> **Exercise instructions**: All entries must be extracted exactly, with nothing added or dropped.

(Raw records)
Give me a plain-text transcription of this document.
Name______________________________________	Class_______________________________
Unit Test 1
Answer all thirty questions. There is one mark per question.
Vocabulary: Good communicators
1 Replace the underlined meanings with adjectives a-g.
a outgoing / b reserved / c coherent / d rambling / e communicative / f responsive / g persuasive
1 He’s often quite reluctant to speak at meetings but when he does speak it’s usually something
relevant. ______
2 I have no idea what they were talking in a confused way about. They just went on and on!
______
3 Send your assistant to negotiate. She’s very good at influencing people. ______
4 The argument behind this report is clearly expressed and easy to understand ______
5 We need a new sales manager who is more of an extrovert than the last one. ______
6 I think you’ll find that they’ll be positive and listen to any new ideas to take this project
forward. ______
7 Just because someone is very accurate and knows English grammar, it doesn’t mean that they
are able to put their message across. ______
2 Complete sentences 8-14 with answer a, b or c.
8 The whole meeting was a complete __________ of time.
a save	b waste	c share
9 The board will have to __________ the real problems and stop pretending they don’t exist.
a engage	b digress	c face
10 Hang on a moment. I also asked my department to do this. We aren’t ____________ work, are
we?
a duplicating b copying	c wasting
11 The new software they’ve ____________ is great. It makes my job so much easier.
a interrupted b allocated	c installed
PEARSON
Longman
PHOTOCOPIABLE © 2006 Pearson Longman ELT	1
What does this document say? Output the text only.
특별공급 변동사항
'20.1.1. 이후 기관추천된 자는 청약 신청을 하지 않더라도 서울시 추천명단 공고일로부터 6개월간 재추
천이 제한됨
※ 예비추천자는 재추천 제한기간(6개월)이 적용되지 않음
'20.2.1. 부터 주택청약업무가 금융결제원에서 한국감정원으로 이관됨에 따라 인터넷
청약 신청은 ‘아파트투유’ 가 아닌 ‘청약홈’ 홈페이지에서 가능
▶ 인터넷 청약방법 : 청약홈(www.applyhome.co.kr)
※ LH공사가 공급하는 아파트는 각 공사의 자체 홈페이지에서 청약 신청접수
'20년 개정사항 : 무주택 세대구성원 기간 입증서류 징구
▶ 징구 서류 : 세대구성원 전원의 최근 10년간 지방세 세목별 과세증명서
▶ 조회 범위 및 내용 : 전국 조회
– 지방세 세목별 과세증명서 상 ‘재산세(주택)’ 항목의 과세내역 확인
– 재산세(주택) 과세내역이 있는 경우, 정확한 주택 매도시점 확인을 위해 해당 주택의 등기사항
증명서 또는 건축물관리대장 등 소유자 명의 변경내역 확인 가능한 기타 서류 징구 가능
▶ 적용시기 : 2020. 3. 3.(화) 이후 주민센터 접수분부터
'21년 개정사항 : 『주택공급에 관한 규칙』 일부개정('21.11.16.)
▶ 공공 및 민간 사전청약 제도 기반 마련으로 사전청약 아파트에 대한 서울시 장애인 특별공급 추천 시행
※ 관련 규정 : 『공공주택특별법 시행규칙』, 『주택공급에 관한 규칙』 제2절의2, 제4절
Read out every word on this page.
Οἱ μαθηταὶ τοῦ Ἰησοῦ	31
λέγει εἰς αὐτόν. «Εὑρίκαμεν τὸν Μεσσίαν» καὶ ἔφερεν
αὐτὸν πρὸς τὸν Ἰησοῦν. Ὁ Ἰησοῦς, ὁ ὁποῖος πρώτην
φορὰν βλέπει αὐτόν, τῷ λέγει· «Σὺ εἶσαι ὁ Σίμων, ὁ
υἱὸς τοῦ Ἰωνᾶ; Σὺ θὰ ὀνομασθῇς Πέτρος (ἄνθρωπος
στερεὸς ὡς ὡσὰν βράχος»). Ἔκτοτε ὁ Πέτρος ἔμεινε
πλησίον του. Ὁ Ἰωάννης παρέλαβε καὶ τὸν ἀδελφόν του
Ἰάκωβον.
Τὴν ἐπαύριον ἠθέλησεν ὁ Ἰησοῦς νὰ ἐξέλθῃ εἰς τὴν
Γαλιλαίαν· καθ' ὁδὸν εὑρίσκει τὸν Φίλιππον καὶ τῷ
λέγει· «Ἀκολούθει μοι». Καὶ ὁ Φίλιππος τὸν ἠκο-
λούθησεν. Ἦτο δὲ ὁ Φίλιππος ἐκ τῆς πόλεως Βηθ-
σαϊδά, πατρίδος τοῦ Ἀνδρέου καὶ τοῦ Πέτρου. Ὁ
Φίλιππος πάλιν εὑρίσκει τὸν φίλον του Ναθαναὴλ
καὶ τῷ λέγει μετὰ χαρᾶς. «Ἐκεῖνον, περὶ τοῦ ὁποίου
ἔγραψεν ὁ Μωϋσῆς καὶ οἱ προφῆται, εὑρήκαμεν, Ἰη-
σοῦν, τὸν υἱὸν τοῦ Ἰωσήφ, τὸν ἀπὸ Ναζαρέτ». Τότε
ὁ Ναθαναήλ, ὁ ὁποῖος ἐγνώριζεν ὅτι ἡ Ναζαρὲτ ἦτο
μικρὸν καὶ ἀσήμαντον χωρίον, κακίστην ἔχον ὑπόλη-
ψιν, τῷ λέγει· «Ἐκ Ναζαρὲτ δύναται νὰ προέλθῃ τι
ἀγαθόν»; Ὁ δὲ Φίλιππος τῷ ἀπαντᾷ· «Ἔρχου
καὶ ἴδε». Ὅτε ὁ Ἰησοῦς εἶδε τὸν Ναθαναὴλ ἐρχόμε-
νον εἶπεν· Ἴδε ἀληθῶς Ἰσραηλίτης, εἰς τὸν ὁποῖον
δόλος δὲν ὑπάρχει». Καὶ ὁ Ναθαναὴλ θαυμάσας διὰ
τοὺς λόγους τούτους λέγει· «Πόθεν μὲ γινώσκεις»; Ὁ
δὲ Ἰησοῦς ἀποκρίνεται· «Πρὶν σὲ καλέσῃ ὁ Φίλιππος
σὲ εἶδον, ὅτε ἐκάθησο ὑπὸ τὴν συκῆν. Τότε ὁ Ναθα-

> **Response below**:
Give me a plain-text transcription of this document.
Name______________________________________	Class_______________________________
Unit Test 1
Answer all thirty questions. There is one mark per question.
Vocabulary: Good communicators
1 Replace the underlined meanings with adjectives a-g.
a outgoing / b reserved / c coherent / d rambling / e communicative / f responsive / g persuasive
1 He’s often quite reluctant to speak at meetings but when he does speak it’s usually something
relevant. ______
2 I have no idea what they were talking in a confused way about. They just went on and on!
______
3 Send your assistant to negotiate. She’s very good at influencing people. ______
4 The argument behind this report is clearly expressed and easy to understand ______
5 We need a new sales manager who is more of an extrovert than the last one. ______
6 I think you’ll find that they’ll be positive and listen to any new ideas to take this project
forward. ______
7 Just because someone is very accurate and knows English grammar, it doesn’t mean that they
are able to put their message across. ______
2 Complete sentences 8-14 with answer a, b or c.
8 The whole meeting was a complete __________ of time.
a save	b waste	c share
9 The board will have to __________ the real problems and stop pretending they don’t exist.
a engage	b digress	c face
10 Hang on a moment. I also asked my department to do this. We aren’t ____________ work, are
we?
a duplicating b copying	c wasting
11 The new software they’ve ____________ is great. It makes my job so much easier.
a interrupted b allocated	c installed
PEARSON
Longman
PHOTOCOPIABLE © 2006 Pearson Longman ELT	1
What does this document say? Output the text only.
특별공급 변동사항
'20.1.1. 이후 기관추천된 자는 청약 신청을 하지 않더라도 서울시 추천명단 공고일로부터 6개월간 재추
천이 제한됨
※ 예비추천자는 재추천 제한기간(6개월)이 적용되지 않음
'20.2.1. 부터 주택청약업무가 금융결제원에서 한국감정원으로 이관됨에 따라 인터넷
청약 신청은 ‘아파트투유’ 가 아닌 ‘청약홈’ 홈페이지에서 가능
▶ 인터넷 청약방법 : 청약홈(www.applyhome.co.kr)
※ LH공사가 공급하는 아파트는 각 공사의 자체 홈페이지에서 청약 신청접수
'20년 개정사항 : 무주택 세대구성원 기간 입증서류 징구
▶ 징구 서류 : 세대구성원 전원의 최근 10년간 지방세 세목별 과세증명서
▶ 조회 범위 및 내용 : 전국 조회
– 지방세 세목별 과세증명서 상 ‘재산세(주택)’ 항목의 과세내역 확인
– 재산세(주택) 과세내역이 있는 경우, 정확한 주택 매도시점 확인을 위해 해당 주택의 등기사항
증명서 또는 건축물관리대장 등 소유자 명의 변경내역 확인 가능한 기타 서류 징구 가능
▶ 적용시기 : 2020. 3. 3.(화) 이후 주민센터 접수분부터
'21년 개정사항 : 『주택공급에 관한 규칙』 일부개정('21.11.16.)
▶ 공공 및 민간 사전청약 제도 기반 마련으로 사전청약 아파트에 대한 서울시 장애인 특별공급 추천 시행
※ 관련 규정 : 『공공주택특별법 시행규칙』, 『주택공급에 관한 규칙』 제2절의2, 제4절
Read out every word on this page.
Οἱ μαθηταὶ τοῦ Ἰησοῦ	31
λέγει εἰς αὐτόν. «Εὑρίκαμεν τὸν Μεσσίαν» καὶ ἔφερεν
αὐτὸν πρὸς τὸν Ἰησοῦν. Ὁ Ἰησοῦς, ὁ ὁποῖος πρώτην
φορὰν βλέπει αὐτόν, τῷ λέγει· «Σὺ εἶσαι ὁ Σίμων, ὁ
υἱὸς τοῦ Ἰωνᾶ; Σὺ θὰ ὀνομασθῇς Πέτρος (ἄνθρωπος
στερεὸς ὡς ὡσὰν βράχος»). Ἔκτοτε ὁ Πέτρος ἔμεινε
πλησίον του. Ὁ Ἰωάννης παρέλαβε καὶ τὸν ἀδελφόν του
Ἰάκωβον.
Τὴν ἐπαύριον ἠθέλησεν ὁ Ἰησοῦς νὰ ἐξέλθῃ εἰς τὴν
Γαλιλαίαν· καθ' ὁδὸν εὑρίσκει τὸν Φίλιππον καὶ τῷ
λέγει· «Ἀκολούθει μοι». Καὶ ὁ Φίλιππος τὸν ἠκο-
λούθησεν. Ἦτο δὲ ὁ Φίλιππος ἐκ τῆς πόλεως Βηθ-
σαϊδά, πατρίδος τοῦ Ἀνδρέου καὶ τοῦ Πέτρου. Ὁ
Φίλιππος πάλιν εὑρίσκει τὸν φίλον του Ναθαναὴλ
καὶ τῷ λέγει μετὰ χαρᾶς. «Ἐκεῖνον, περὶ τοῦ ὁποίου
ἔγραψεν ὁ Μωϋσῆς καὶ οἱ προφῆται, εὑρήκαμεν, Ἰη-
σοῦν, τὸν υἱὸν τοῦ Ἰωσήφ, τὸν ἀπὸ Ναζαρέτ». Τότε
ὁ Ναθαναήλ, ὁ ὁποῖος ἐγνώριζεν ὅτι ἡ Ναζαρὲτ ἦτο
μικρὸν καὶ ἀσήμαντον χωρίον, κακίστην ἔχον ὑπόλη-
ψιν, τῷ λέγει· «Ἐκ Ναζαρὲτ δύναται νὰ προέλθῃ τι
ἀγαθόν»; Ὁ δὲ Φίλιππος τῷ ἀπαντᾷ· «Ἔρχου
καὶ ἴδε». Ὅτε ὁ Ἰησοῦς εἶδε τὸν Ναθαναὴλ ἐρχόμε-
νον εἶπεν· Ἴδε ἀληθῶς Ἰσραηλίτης, εἰς τὸν ὁποῖον
δόλος δὲν ὑπάρχει». Καὶ ὁ Ναθαναὴλ θαυμάσας διὰ
τοὺς λόγους τούτους λέγει· «Πόθεν μὲ γινώσκεις»; Ὁ
δὲ Ἰησοῦς ἀποκρίνεται· «Πρὶν σὲ καλέσῃ ὁ Φίλιππος
σὲ εἶδον, ὅτε ἐκάθησο ὑπὸ τὴν συκῆν. Τότε ὁ Ναθα-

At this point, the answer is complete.